--- START DATA EXTRACT ---

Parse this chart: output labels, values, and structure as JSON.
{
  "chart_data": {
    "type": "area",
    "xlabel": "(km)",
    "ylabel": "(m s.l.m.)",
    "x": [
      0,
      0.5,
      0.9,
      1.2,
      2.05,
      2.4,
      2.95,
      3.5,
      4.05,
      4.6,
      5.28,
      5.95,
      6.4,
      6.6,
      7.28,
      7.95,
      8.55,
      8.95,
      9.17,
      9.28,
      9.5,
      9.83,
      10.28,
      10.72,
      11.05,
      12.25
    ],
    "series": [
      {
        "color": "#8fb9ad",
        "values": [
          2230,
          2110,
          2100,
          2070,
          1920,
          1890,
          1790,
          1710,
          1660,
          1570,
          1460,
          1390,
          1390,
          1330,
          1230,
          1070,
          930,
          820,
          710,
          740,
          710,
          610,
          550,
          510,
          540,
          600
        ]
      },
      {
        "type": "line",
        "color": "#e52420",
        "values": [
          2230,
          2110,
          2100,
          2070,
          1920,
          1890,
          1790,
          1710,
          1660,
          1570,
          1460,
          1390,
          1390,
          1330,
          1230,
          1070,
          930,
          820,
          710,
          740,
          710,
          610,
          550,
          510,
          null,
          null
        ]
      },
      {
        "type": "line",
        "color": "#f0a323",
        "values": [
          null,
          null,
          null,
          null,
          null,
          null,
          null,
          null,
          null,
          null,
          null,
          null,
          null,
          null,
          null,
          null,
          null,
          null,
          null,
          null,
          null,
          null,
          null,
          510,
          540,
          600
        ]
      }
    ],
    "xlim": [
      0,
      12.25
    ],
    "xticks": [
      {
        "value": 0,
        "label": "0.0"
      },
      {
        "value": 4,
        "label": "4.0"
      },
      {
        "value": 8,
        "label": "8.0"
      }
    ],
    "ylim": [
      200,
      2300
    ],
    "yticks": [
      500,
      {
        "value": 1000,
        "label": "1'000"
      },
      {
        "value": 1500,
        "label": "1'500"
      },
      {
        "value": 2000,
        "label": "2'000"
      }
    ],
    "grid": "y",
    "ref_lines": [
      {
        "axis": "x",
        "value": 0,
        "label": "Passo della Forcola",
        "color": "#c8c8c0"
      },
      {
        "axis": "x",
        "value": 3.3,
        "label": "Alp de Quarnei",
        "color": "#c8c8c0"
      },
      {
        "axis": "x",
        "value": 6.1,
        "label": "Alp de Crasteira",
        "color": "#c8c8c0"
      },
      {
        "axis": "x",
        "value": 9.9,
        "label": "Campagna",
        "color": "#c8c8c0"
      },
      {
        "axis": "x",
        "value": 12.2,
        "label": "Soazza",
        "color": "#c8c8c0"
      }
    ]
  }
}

--- END DATA EXTRACT ---

#### EXERCISE
Transcribe the material above in its entirety. Match it exactly.

#### CORRECT RESULT
Parse this chart: output labels, values, and structure as JSON.
{
  "chart_data": {
    "type": "area",
    "xlabel": "(km)",
    "ylabel": "(m s.l.m.)",
    "x": [
      0,
      0.5,
      0.9,
      1.2,
      2.05,
      2.4,
      2.95,
      3.5,
      4.05,
      4.6,
      5.28,
      5.95,
      6.4,
      6.6,
      7.28,
      7.95,
      8.55,
      8.95,
      9.17,
      9.28,
      9.5,
      9.83,
      10.28,
      10.72,
      11.05,
      12.25
    ],
    "series": [
      {
        "color": "#8fb9ad",
        "values": [
          2230,
          2110,
          2100,
          2070,
          1920,
          1890,
          1790,
          1710,
          1660,
          1570,
          1460,
          1390,
          1390,
          1330,
          1230,
          1070,
          930,
          820,
          710,
          740,
          710,
          610,
          550,
          510,
          540,
          600
        ]
      },
      {
        "type": "line",
        "color": "#e52420",
        "values": [
          2230,
          2110,
          2100,
          2070,
          1920,
          1890,
          1790,
          1710,
          1660,
          1570,
          1460,
          1390,
          1390,
          1330,
          1230,
          1070,
          930,
          820,
          710,
          740,
          710,
          610,
          550,
          510,
          null,
          null
        ]
      },
      {
        "type": "line",
        "color": "#f0a323",
        "values": [
          null,
          null,
          null,
          null,
          null,
          null,
          null,
          null,
          null,
          null,
          null,
          null,
          null,
          null,
          null,
          null,
          null,
          null,
          null,
          null,
          null,
          null,
          null,
          510,
          540,
          600
        ]
      }
    ],
    "xlim": [
      0,
      12.25
    ],
    "xticks": [
      {
        "value": 0,
        "label": "0.0"
      },
      {
        "value": 4,
        "label": "4.0"
      },
      {
        "value": 8,
        "label": "8.0"
      }
    ],
    "ylim": [
      200,
      2300
    ],
    "yticks": [
      500,
      {
        "value": 1000,
        "label": "1'000"
      },
      {
        "value": 1500,
        "label": "1'500"
      },
      {
        "value": 2000,
        "label": "2'000"
      }
    ],
    "grid": "y",
    "ref_lines": [
      {
        "axis": "x",
        "value": 0,
        "label": "Passo della Forcola",
        "color": "#c8c8c0"
      },
      {
        "axis": "x",
        "value": 3.3,
        "label": "Alp de Quarnei",
        "color": "#c8c8c0"
      },
      {
        "axis": "x",
        "value": 6.1,
        "label": "Alp de Crasteira",
        "color": "#c8c8c0"
      },
      {
        "axis": "x",
        "value": 9.9,
        "label": "Campagna",
        "color": "#c8c8c0"
      },
      {
        "axis": "x",
        "value": 12.2,
        "label": "Soazza",
        "color": "#c8c8c0"
      }
    ]
  }
}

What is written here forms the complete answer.